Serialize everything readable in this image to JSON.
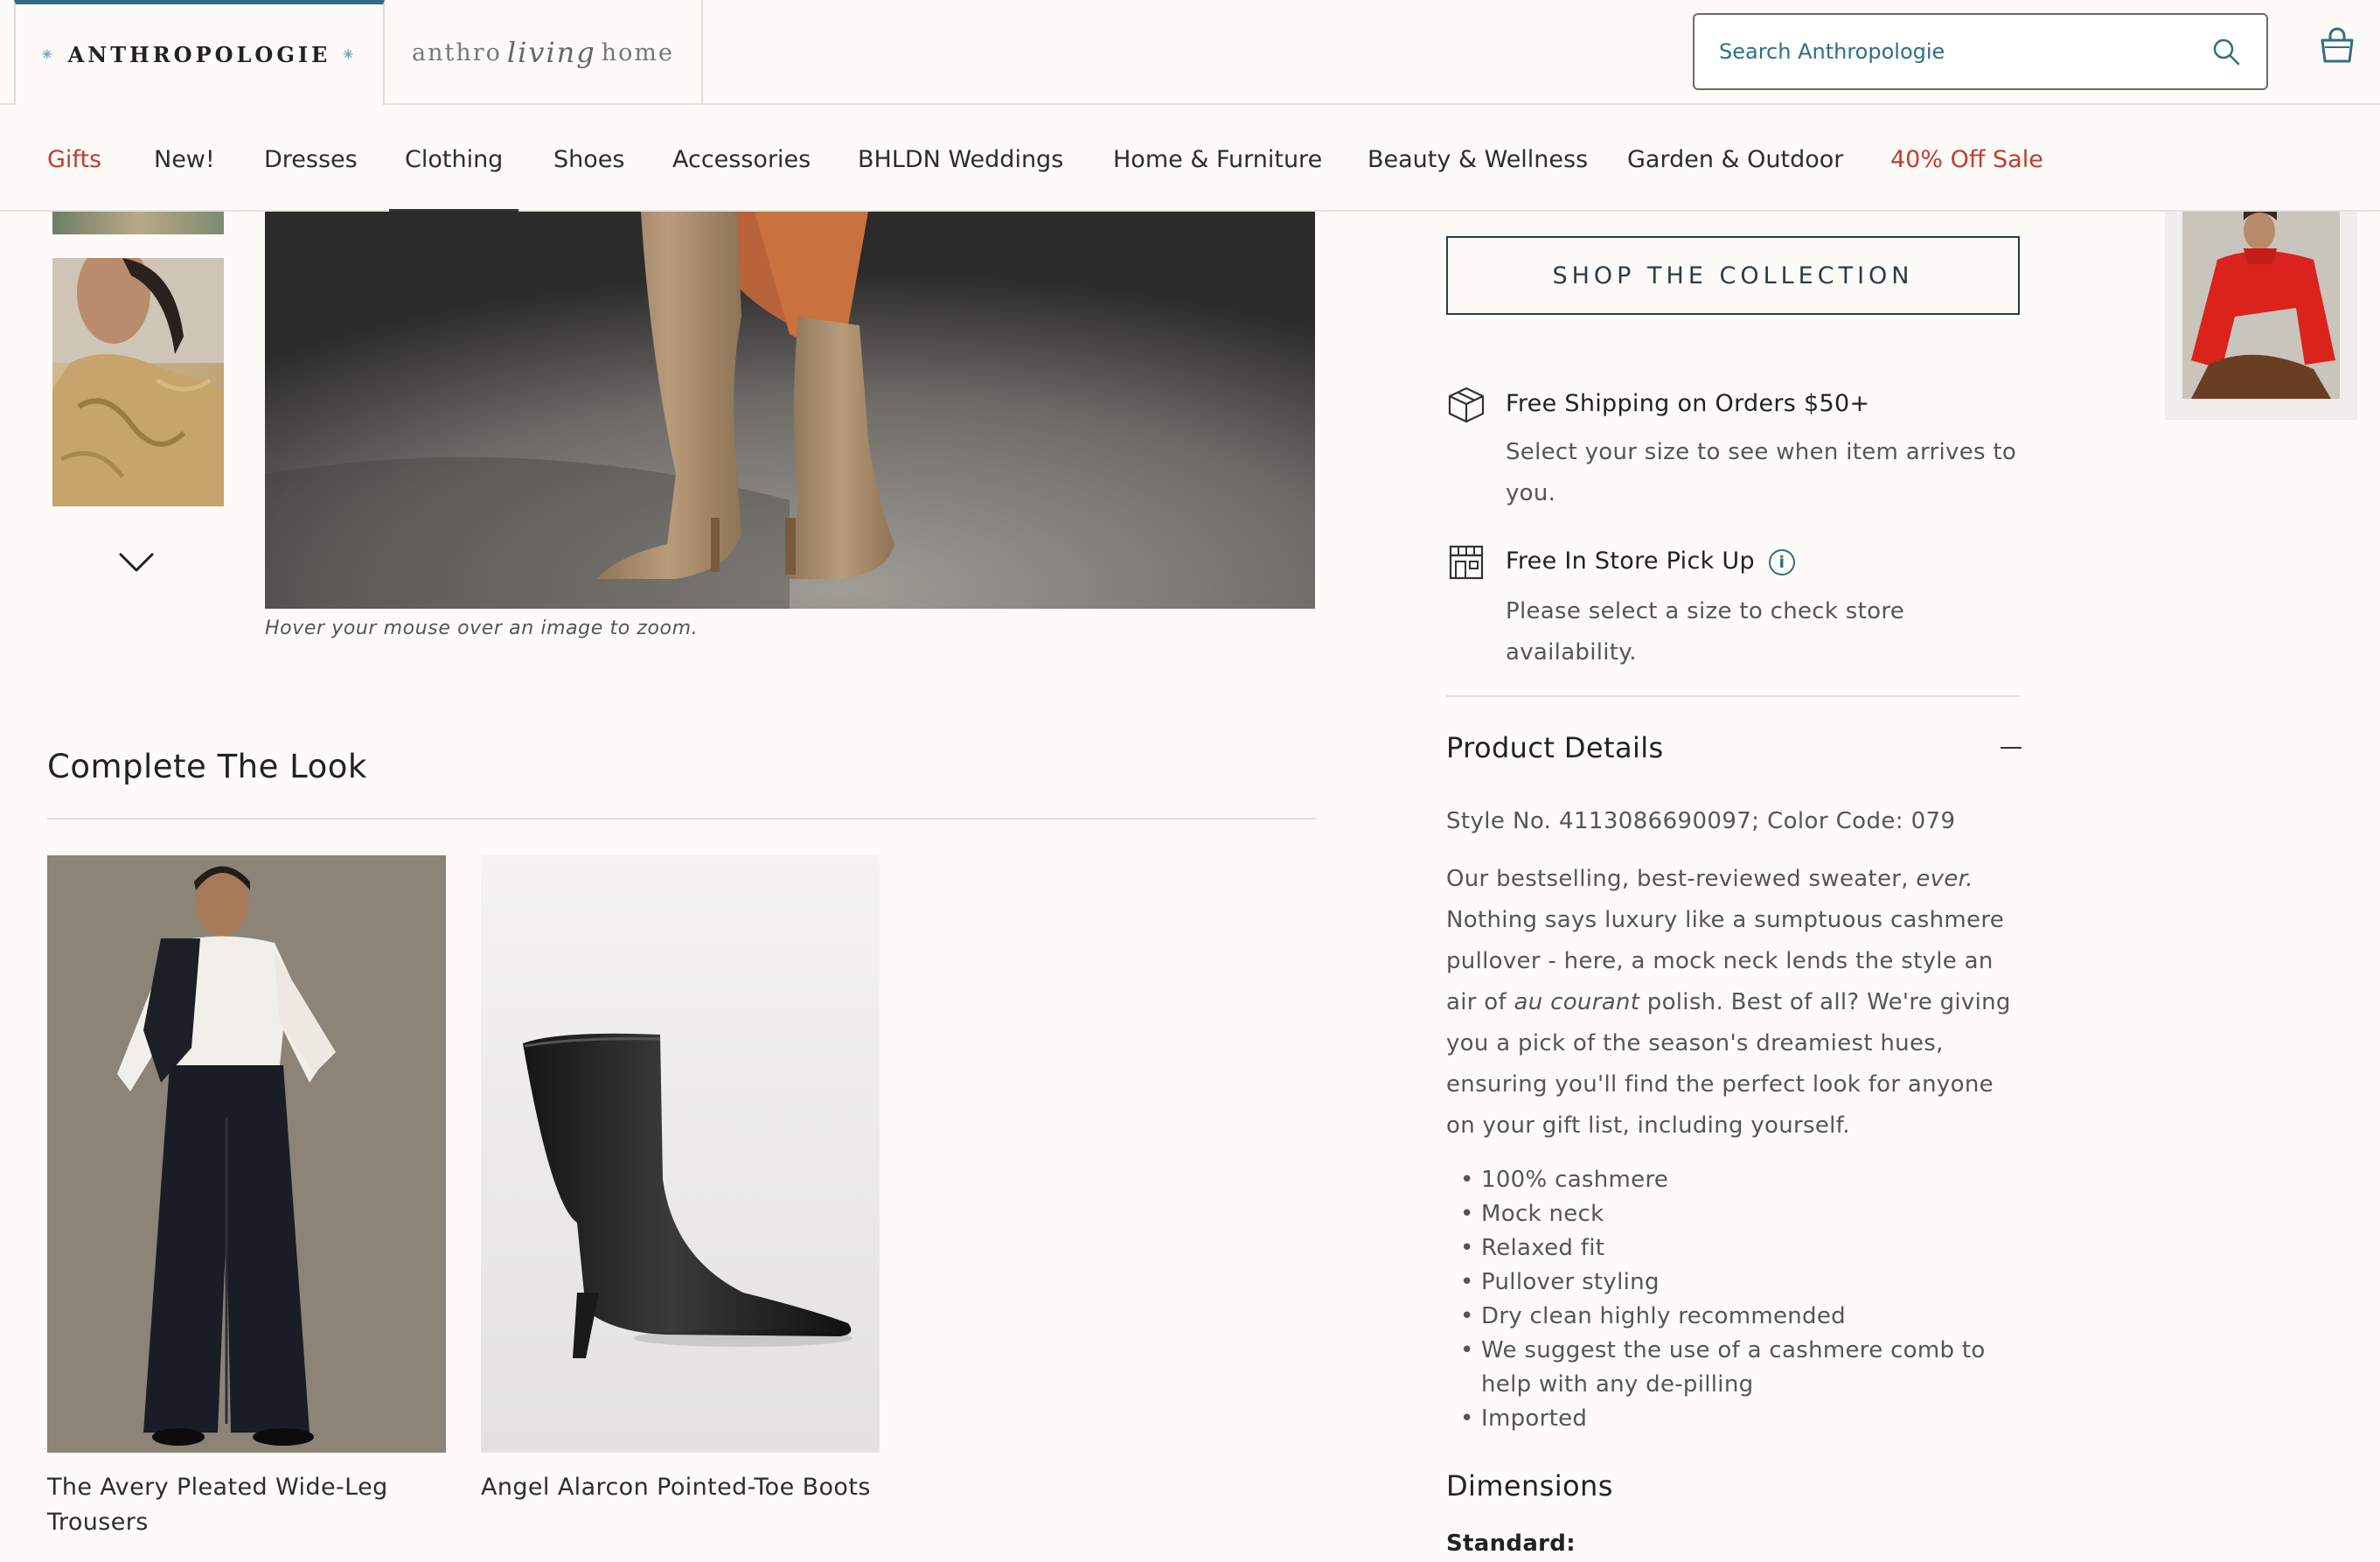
{
  "header": {
    "brand_primary": "ANTHROPOLOGIE",
    "brand_secondary_left": "anthro",
    "brand_secondary_script": "living",
    "brand_secondary_right": "home",
    "search_placeholder": "Search Anthropologie",
    "search_icon": "search-icon",
    "bag_icon": "shopping-bag-icon"
  },
  "nav": {
    "items": [
      {
        "label": "Gifts"
      },
      {
        "label": "New!"
      },
      {
        "label": "Dresses"
      },
      {
        "label": "Clothing"
      },
      {
        "label": "Shoes"
      },
      {
        "label": "Accessories"
      },
      {
        "label": "BHLDN Weddings"
      },
      {
        "label": "Home & Furniture"
      },
      {
        "label": "Beauty & Wellness"
      },
      {
        "label": "Garden & Outdoor"
      },
      {
        "label": "40% Off Sale"
      }
    ],
    "active": "Clothing",
    "highlight_color": "#c23c2e"
  },
  "gallery": {
    "zoom_hint": "Hover your mouse over an image to zoom.",
    "next_icon": "chevron-down-icon"
  },
  "complete_the_look": {
    "title": "Complete The Look",
    "items": [
      {
        "name": "The Avery Pleated Wide-Leg Trousers"
      },
      {
        "name": "Angel Alarcon Pointed-Toe Boots"
      }
    ]
  },
  "product": {
    "shop_collection": "SHOP THE COLLECTION",
    "shipping_title": "Free Shipping on Orders $50+",
    "shipping_sub": "Select your size to see when item arrives to you.",
    "pickup_title": "Free In Store Pick Up",
    "pickup_sub": "Please select a size to check store availability.",
    "details_title": "Product Details",
    "style_line": "Style No. 4113086690097; Color Code: 079",
    "desc_part1": "Our bestselling, best-reviewed sweater, ",
    "desc_em1": "ever.",
    "desc_part2": " Nothing says luxury like a sumptuous cashmere pullover - here, a mock neck lends the style an air of ",
    "desc_em2": "au courant",
    "desc_part3": " polish. Best of all? We're giving you a pick of the season's dreamiest hues, ensuring you'll find the perfect look for anyone on your gift list, including yourself.",
    "features": [
      "100% cashmere",
      "Mock neck",
      "Relaxed fit",
      "Pullover styling",
      "Dry clean highly recommended",
      "We suggest the use of a cashmere comb to help with any de-pilling",
      "Imported"
    ],
    "dimensions_title": "Dimensions",
    "dimensions_sub": "Standard:"
  },
  "colors": {
    "accent": "#2f6f86",
    "sale_red": "#c23c2e",
    "button_border": "#2d3a4a"
  }
}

> **Task requirements**: In the records above, how many lines include "image"? Give that number and nothing more.

> **Solution below**: 2